* start *
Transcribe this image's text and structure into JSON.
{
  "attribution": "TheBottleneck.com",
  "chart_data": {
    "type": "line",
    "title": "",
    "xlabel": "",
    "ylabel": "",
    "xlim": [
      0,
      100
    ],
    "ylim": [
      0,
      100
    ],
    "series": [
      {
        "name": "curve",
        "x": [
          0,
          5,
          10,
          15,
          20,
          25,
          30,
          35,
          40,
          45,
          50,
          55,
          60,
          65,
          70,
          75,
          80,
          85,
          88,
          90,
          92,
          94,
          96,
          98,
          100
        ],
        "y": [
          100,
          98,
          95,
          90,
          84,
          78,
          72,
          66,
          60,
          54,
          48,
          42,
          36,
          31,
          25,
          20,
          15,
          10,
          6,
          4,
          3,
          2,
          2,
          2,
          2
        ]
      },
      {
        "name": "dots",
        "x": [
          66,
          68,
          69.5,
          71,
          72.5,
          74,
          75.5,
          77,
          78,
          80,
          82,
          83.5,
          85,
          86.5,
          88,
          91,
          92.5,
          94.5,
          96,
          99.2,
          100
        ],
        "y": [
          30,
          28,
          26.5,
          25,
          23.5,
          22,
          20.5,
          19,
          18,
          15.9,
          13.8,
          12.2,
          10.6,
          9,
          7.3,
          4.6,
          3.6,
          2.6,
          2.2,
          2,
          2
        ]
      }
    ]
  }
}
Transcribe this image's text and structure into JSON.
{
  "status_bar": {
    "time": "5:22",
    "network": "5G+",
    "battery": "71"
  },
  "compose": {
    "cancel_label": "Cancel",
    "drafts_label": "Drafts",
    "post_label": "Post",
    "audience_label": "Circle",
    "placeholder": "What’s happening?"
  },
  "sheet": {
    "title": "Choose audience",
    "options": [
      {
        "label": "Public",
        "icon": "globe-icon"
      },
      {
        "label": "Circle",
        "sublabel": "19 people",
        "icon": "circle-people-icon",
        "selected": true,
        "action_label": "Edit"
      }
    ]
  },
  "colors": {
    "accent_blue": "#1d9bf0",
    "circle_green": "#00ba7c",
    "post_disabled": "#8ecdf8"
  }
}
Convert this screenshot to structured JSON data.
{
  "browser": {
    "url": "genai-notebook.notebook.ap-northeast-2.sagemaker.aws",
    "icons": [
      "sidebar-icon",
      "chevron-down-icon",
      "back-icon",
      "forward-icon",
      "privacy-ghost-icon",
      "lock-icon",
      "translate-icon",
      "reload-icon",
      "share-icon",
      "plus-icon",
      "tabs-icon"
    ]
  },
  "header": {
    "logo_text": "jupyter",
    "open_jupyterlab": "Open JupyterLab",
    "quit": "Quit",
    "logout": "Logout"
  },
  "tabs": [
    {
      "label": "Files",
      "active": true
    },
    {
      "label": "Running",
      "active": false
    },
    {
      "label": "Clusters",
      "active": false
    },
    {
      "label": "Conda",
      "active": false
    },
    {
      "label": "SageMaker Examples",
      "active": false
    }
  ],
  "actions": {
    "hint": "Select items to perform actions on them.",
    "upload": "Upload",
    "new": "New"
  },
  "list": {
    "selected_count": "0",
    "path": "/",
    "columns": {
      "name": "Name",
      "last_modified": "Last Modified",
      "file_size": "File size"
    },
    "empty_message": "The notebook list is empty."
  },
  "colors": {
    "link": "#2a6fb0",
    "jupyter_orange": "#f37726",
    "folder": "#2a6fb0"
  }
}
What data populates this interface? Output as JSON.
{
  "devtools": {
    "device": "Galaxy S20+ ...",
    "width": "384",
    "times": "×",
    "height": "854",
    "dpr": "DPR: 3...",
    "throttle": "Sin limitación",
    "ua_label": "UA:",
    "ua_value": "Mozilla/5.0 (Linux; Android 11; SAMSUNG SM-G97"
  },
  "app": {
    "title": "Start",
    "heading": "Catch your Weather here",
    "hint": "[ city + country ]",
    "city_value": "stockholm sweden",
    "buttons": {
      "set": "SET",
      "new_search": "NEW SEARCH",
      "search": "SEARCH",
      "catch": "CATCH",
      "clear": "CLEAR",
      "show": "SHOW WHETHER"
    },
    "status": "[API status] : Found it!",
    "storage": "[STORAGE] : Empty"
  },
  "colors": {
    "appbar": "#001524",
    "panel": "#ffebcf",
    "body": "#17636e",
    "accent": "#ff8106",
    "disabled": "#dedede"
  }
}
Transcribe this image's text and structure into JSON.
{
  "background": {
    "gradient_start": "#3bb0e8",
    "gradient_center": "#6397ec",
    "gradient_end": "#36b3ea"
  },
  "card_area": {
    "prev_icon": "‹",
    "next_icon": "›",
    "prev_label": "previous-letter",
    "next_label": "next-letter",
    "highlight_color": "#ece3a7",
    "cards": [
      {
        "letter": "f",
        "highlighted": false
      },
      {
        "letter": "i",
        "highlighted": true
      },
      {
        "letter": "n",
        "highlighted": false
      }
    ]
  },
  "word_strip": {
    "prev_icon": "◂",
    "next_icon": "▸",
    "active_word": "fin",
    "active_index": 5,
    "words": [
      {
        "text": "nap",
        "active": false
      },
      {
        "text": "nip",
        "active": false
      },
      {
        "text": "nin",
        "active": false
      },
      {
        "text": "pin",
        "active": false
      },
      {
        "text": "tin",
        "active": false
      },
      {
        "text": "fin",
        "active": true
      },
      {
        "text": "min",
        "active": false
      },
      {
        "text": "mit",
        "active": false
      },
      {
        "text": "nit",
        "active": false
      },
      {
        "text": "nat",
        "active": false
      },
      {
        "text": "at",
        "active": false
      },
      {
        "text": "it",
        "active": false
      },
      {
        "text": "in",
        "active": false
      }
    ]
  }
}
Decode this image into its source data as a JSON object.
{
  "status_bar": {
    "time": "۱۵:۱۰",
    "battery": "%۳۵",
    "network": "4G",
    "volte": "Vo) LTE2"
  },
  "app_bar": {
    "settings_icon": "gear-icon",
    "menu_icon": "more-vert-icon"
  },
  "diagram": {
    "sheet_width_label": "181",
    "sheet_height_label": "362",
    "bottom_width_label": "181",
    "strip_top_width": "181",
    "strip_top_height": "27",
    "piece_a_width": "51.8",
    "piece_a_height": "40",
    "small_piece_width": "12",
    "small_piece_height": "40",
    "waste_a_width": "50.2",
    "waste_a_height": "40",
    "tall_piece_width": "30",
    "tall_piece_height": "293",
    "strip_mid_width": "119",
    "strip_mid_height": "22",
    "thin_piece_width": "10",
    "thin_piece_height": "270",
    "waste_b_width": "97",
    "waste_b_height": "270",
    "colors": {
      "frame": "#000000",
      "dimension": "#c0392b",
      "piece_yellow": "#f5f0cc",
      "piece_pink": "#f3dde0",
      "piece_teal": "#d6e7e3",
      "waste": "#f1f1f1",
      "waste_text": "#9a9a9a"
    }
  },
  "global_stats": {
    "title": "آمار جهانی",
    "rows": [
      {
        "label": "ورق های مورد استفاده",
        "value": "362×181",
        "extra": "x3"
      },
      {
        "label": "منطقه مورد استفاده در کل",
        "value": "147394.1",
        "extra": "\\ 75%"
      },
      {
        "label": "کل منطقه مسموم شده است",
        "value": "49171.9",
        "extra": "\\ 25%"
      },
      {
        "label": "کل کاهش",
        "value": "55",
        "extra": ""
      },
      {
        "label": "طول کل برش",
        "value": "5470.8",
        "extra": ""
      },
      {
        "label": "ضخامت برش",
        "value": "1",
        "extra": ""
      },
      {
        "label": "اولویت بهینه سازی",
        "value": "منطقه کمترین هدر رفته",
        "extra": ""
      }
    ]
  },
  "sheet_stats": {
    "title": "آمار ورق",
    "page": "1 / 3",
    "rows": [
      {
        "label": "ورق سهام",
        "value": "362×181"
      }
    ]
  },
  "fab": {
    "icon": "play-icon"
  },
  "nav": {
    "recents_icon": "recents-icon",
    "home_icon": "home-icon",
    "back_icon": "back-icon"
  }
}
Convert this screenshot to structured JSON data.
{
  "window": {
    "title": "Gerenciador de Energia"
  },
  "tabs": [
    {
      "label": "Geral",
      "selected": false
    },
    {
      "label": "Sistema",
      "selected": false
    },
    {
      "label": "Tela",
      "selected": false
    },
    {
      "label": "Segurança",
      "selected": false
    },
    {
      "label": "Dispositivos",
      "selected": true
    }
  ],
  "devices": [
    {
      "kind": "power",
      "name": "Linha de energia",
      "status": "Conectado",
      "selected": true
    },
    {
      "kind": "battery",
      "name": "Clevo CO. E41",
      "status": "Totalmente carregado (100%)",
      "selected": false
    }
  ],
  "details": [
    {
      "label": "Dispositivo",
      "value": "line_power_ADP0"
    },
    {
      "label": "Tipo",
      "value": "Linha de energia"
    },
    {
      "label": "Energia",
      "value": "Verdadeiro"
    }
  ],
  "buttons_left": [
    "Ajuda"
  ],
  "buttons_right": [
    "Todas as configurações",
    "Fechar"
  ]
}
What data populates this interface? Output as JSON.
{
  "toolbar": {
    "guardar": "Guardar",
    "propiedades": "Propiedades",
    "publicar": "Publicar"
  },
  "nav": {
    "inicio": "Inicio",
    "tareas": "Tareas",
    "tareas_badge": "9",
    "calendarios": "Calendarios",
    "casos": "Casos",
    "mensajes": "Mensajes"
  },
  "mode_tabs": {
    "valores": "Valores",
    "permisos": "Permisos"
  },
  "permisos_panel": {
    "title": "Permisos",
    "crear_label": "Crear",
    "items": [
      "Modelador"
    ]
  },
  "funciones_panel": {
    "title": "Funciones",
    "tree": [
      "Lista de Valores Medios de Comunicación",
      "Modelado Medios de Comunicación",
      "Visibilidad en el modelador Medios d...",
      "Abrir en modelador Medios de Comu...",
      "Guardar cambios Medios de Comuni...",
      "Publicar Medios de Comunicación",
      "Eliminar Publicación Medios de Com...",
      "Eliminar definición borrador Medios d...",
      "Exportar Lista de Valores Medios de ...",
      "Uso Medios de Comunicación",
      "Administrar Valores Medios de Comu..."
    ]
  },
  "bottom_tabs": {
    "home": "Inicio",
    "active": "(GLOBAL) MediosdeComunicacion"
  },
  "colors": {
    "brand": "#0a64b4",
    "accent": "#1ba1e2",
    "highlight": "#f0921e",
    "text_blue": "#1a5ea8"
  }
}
* end *
Copy each line from the records above that includes the string "items".

    "hint": "Select items to perform actions on them.",
    "items": [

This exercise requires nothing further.